Problem statement –
All the data must come back unchanged, except that pictures are left out.

* * *

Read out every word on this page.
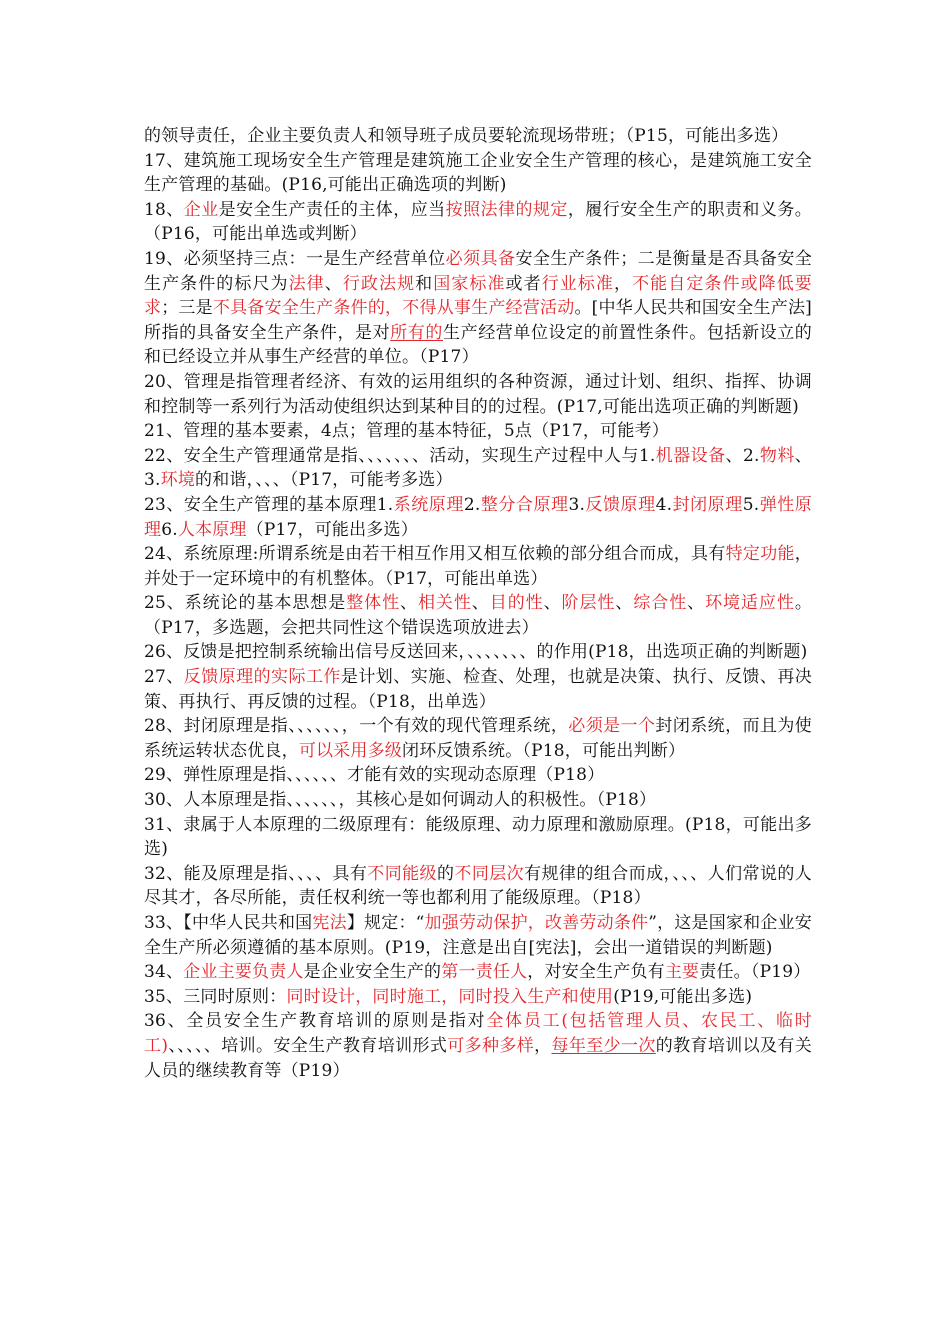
的领导责任，企业主要负责人和领导班子成员要轮流现场带班；（P15，可能出多选）

17、建筑施工现场安全生产管理是建筑施工企业安全生产管理的核心，是建筑施工安全生产管理的基础。(P16,可能出正确选项的判断)

18、企业是安全生产责任的主体，应当按照法律的规定，履行安全生产的职责和义务。（P16，可能出单选或判断）

19、必须坚持三点：一是生产经营单位必须具备安全生产条件；二是衡量是否具备安全生产条件的标尺为法律、行政法规和国家标准或者行业标准，不能自定条件或降低要求；三是不具备安全生产条件的，不得从事生产经营活动。[中华人民共和国安全生产法]所指的具备安全生产条件，是对所有的生产经营单位设定的前置性条件。包括新设立的和已经设立并从事生产经营的单位。（P17）

20、管理是指管理者经济、有效的运用组织的各种资源，通过计划、组织、指挥、协调和控制等一系列行为活动使组织达到某种目的的过程。(P17,可能出选项正确的判断题)

21、管理的基本要素，4点；管理的基本特征，5点（P17，可能考）

22、安全生产管理通常是指、、、、、、、活动，实现生产过程中人与1.机器设备、2.物料、3.环境的和谐，、、、（P17，可能考多选）

23、安全生产管理的基本原理1.系统原理2.整分合原理3.反馈原理4.封闭原理5.弹性原理6.人本原理（P17，可能出多选）

24、系统原理:所谓系统是由若干相互作用又相互依赖的部分组合而成，具有特定功能，并处于一定环境中的有机整体。（P17，可能出单选）

25、系统论的基本思想是整体性、相关性、目的性、阶层性、综合性、环境适应性。（P17，多选题，会把共同性这个错误选项放进去）

26、反馈是把控制系统输出信号反送回来，、、、、、、、的作用(P18，出选项正确的判断题)

27、反馈原理的实际工作是计划、实施、检查、处理，也就是决策、执行、反馈、再决策、再执行、再反馈的过程。（P18，出单选）

28、封闭原理是指、、、、、、，一个有效的现代管理系统，必须是一个封闭系统，而且为使系统运转状态优良，可以采用多级闭环反馈系统。（P18，可能出判断）

29、弹性原理是指、、、、、、才能有效的实现动态原理（P18）

30、人本原理是指、、、、、、，其核心是如何调动人的积极性。（P18）

31、隶属于人本原理的二级原理有：能级原理、动力原理和激励原理。(P18，可能出多选)

32、能及原理是指、、、、具有不同能级的不同层次有规律的组合而成，、、、人们常说的人尽其才，各尽所能，责任权利统一等也都利用了能级原理。（P18）

33、【中华人民共和国宪法】规定：“加强劳动保护，改善劳动条件”，这是国家和企业安全生产所必须遵循的基本原则。(P19，注意是出自[宪法]，会出一道错误的判断题)

34、企业主要负责人是企业安全生产的第一责任人，对安全生产负有主要责任。（P19）

35、三同时原则：同时设计，同时施工，同时投入生产和使用(P19,可能出多选)

36、全员安全生产教育培训的原则是指对全体员工(包括管理人员、农民工、临时工)、、、、、培训。安全生产教育培训形式可多种多样，每年至少一次的教育培训以及有关人员的继续教育等（P19）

* * *

Result –
Read out every word on this page.
的领导责任，企业主要负责人和领导班子成员要轮流现场带班；（P15，可能出多选）

17、建筑施工现场安全生产管理是建筑施工企业安全生产管理的核心，是建筑施工安全生产管理的基础。(P16,可能出正确选项的判断)

18、企业是安全生产责任的主体，应当按照法律的规定，履行安全生产的职责和义务。（P16，可能出单选或判断）

19、必须坚持三点：一是生产经营单位必须具备安全生产条件；二是衡量是否具备安全生产条件的标尺为法律、行政法规和国家标准或者行业标准，不能自定条件或降低要求；三是不具备安全生产条件的，不得从事生产经营活动。[中华人民共和国安全生产法]所指的具备安全生产条件，是对所有的生产经营单位设定的前置性条件。包括新设立的和已经设立并从事生产经营的单位。（P17）

20、管理是指管理者经济、有效的运用组织的各种资源，通过计划、组织、指挥、协调和控制等一系列行为活动使组织达到某种目的的过程。(P17,可能出选项正确的判断题)

21、管理的基本要素，4点；管理的基本特征，5点（P17，可能考）

22、安全生产管理通常是指、、、、、、、活动，实现生产过程中人与1.机器设备、2.物料、3.环境的和谐，、、、（P17，可能考多选）

23、安全生产管理的基本原理1.系统原理2.整分合原理3.反馈原理4.封闭原理5.弹性原理6.人本原理（P17，可能出多选）

24、系统原理:所谓系统是由若干相互作用又相互依赖的部分组合而成，具有特定功能，并处于一定环境中的有机整体。（P17，可能出单选）

25、系统论的基本思想是整体性、相关性、目的性、阶层性、综合性、环境适应性。（P17，多选题，会把共同性这个错误选项放进去）

26、反馈是把控制系统输出信号反送回来，、、、、、、、的作用(P18，出选项正确的判断题)

27、反馈原理的实际工作是计划、实施、检查、处理，也就是决策、执行、反馈、再决策、再执行、再反馈的过程。（P18，出单选）

28、封闭原理是指、、、、、、，一个有效的现代管理系统，必须是一个封闭系统，而且为使系统运转状态优良，可以采用多级闭环反馈系统。（P18，可能出判断）

29、弹性原理是指、、、、、、才能有效的实现动态原理（P18）

30、人本原理是指、、、、、、，其核心是如何调动人的积极性。（P18）

31、隶属于人本原理的二级原理有：能级原理、动力原理和激励原理。(P18，可能出多选)

32、能及原理是指、、、、具有不同能级的不同层次有规律的组合而成，、、、人们常说的人尽其才，各尽所能，责任权利统一等也都利用了能级原理。（P18）

33、【中华人民共和国宪法】规定：“加强劳动保护，改善劳动条件”，这是国家和企业安全生产所必须遵循的基本原则。(P19，注意是出自[宪法]，会出一道错误的判断题)

34、企业主要负责人是企业安全生产的第一责任人，对安全生产负有主要责任。（P19）

35、三同时原则：同时设计，同时施工，同时投入生产和使用(P19,可能出多选)

36、全员安全生产教育培训的原则是指对全体员工(包括管理人员、农民工、临时工)、、、、、培训。安全生产教育培训形式可多种多样，每年至少一次的教育培训以及有关人员的继续教育等（P19）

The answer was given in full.